**Entries provided:**
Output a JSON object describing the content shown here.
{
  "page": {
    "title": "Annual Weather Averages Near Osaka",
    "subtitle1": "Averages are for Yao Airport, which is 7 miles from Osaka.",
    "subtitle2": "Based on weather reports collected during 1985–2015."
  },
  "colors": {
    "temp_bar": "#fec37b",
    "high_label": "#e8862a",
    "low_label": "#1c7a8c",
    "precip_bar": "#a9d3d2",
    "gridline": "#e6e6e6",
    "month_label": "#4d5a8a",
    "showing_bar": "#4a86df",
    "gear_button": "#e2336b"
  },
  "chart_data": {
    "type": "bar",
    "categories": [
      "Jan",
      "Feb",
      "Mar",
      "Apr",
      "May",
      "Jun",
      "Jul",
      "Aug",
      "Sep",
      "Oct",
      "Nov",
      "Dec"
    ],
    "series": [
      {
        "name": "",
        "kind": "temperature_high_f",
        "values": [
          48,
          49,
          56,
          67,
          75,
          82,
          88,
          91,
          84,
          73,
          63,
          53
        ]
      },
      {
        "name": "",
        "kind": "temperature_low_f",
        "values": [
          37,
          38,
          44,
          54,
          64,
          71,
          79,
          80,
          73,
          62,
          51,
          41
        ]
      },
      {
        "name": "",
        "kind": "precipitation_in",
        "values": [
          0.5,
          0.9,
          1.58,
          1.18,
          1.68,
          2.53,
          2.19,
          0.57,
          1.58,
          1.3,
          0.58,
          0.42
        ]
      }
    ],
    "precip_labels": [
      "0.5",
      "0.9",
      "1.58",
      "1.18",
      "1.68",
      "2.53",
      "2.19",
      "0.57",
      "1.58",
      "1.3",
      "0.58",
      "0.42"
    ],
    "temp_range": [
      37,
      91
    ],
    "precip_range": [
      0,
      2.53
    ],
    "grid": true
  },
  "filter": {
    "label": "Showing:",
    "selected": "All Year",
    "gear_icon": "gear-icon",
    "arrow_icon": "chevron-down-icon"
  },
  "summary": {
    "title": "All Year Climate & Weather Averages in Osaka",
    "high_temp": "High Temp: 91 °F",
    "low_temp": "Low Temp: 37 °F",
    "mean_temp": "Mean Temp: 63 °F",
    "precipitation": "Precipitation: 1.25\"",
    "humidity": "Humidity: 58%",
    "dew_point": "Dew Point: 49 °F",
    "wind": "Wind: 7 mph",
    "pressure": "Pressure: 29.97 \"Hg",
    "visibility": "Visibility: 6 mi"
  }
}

**Directive:** Transcribe the data above in full, exactly.

**Solution to this exercise:**
Output a JSON object describing the content shown here.
{
  "page": {
    "title": "Annual Weather Averages Near Osaka",
    "subtitle1": "Averages are for Yao Airport, which is 7 miles from Osaka.",
    "subtitle2": "Based on weather reports collected during 1985–2015."
  },
  "colors": {
    "temp_bar": "#fec37b",
    "high_label": "#e8862a",
    "low_label": "#1c7a8c",
    "precip_bar": "#a9d3d2",
    "gridline": "#e6e6e6",
    "month_label": "#4d5a8a",
    "showing_bar": "#4a86df",
    "gear_button": "#e2336b"
  },
  "chart_data": {
    "type": "bar",
    "categories": [
      "Jan",
      "Feb",
      "Mar",
      "Apr",
      "May",
      "Jun",
      "Jul",
      "Aug",
      "Sep",
      "Oct",
      "Nov",
      "Dec"
    ],
    "series": [
      {
        "name": "",
        "kind": "temperature_high_f",
        "values": [
          48,
          49,
          56,
          67,
          75,
          82,
          88,
          91,
          84,
          73,
          63,
          53
        ]
      },
      {
        "name": "",
        "kind": "temperature_low_f",
        "values": [
          37,
          38,
          44,
          54,
          64,
          71,
          79,
          80,
          73,
          62,
          51,
          41
        ]
      },
      {
        "name": "",
        "kind": "precipitation_in",
        "values": [
          0.5,
          0.9,
          1.58,
          1.18,
          1.68,
          2.53,
          2.19,
          0.57,
          1.58,
          1.3,
          0.58,
          0.42
        ]
      }
    ],
    "precip_labels": [
      "0.5",
      "0.9",
      "1.58",
      "1.18",
      "1.68",
      "2.53",
      "2.19",
      "0.57",
      "1.58",
      "1.3",
      "0.58",
      "0.42"
    ],
    "temp_range": [
      37,
      91
    ],
    "precip_range": [
      0,
      2.53
    ],
    "grid": true
  },
  "filter": {
    "label": "Showing:",
    "selected": "All Year",
    "gear_icon": "gear-icon",
    "arrow_icon": "chevron-down-icon"
  },
  "summary": {
    "title": "All Year Climate & Weather Averages in Osaka",
    "high_temp": "High Temp: 91 °F",
    "low_temp": "Low Temp: 37 °F",
    "mean_temp": "Mean Temp: 63 °F",
    "precipitation": "Precipitation: 1.25\"",
    "humidity": "Humidity: 58%",
    "dew_point": "Dew Point: 49 °F",
    "wind": "Wind: 7 mph",
    "pressure": "Pressure: 29.97 \"Hg",
    "visibility": "Visibility: 6 mi"
  }
}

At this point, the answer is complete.